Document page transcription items
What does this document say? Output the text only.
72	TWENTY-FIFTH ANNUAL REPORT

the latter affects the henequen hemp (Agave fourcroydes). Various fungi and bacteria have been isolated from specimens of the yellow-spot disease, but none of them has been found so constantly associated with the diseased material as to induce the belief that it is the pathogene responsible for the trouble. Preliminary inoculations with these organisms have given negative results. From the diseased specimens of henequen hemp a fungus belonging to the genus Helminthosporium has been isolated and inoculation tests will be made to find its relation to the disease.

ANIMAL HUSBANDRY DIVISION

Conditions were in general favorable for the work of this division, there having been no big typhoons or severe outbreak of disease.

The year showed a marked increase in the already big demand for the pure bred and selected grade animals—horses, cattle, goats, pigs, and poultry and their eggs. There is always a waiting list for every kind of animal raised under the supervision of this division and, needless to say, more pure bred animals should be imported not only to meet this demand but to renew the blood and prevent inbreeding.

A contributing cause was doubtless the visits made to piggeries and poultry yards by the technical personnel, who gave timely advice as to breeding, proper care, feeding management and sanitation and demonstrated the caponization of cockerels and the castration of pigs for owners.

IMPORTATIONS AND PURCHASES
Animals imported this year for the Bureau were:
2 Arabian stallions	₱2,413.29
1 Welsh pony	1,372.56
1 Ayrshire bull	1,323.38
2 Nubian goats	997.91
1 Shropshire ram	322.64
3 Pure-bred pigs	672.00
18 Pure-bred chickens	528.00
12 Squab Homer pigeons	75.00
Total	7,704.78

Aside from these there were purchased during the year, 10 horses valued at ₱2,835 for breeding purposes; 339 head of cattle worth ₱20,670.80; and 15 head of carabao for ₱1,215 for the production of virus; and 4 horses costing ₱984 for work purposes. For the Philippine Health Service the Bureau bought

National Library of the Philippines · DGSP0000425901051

ASSIGNED TASK
Without dropping a single line, output the records above exactly.

EXERCISE RESULT
What does this document say? Output the text only.
72	TWENTY-FIFTH ANNUAL REPORT

the latter affects the henequen hemp (Agave fourcroydes). Various fungi and bacteria have been isolated from specimens of the yellow-spot disease, but none of them has been found so constantly associated with the diseased material as to induce the belief that it is the pathogene responsible for the trouble. Preliminary inoculations with these organisms have given negative results. From the diseased specimens of henequen hemp a fungus belonging to the genus Helminthosporium has been isolated and inoculation tests will be made to find its relation to the disease.

ANIMAL HUSBANDRY DIVISION

Conditions were in general favorable for the work of this division, there having been no big typhoons or severe outbreak of disease.

The year showed a marked increase in the already big demand for the pure bred and selected grade animals—horses, cattle, goats, pigs, and poultry and their eggs. There is always a waiting list for every kind of animal raised under the supervision of this division and, needless to say, more pure bred animals should be imported not only to meet this demand but to renew the blood and prevent inbreeding.

A contributing cause was doubtless the visits made to piggeries and poultry yards by the technical personnel, who gave timely advice as to breeding, proper care, feeding management and sanitation and demonstrated the caponization of cockerels and the castration of pigs for owners.

IMPORTATIONS AND PURCHASES
Animals imported this year for the Bureau were:
2 Arabian stallions	₱2,413.29
1 Welsh pony	1,372.56
1 Ayrshire bull	1,323.38
2 Nubian goats	997.91
1 Shropshire ram	322.64
3 Pure-bred pigs	672.00
18 Pure-bred chickens	528.00
12 Squab Homer pigeons	75.00
Total	7,704.78

Aside from these there were purchased during the year, 10 horses valued at ₱2,835 for breeding purposes; 339 head of cattle worth ₱20,670.80; and 15 head of carabao for ₱1,215 for the production of virus; and 4 horses costing ₱984 for work purposes. For the Philippine Health Service the Bureau bought

National Library of the Philippines · DGSP0000425901051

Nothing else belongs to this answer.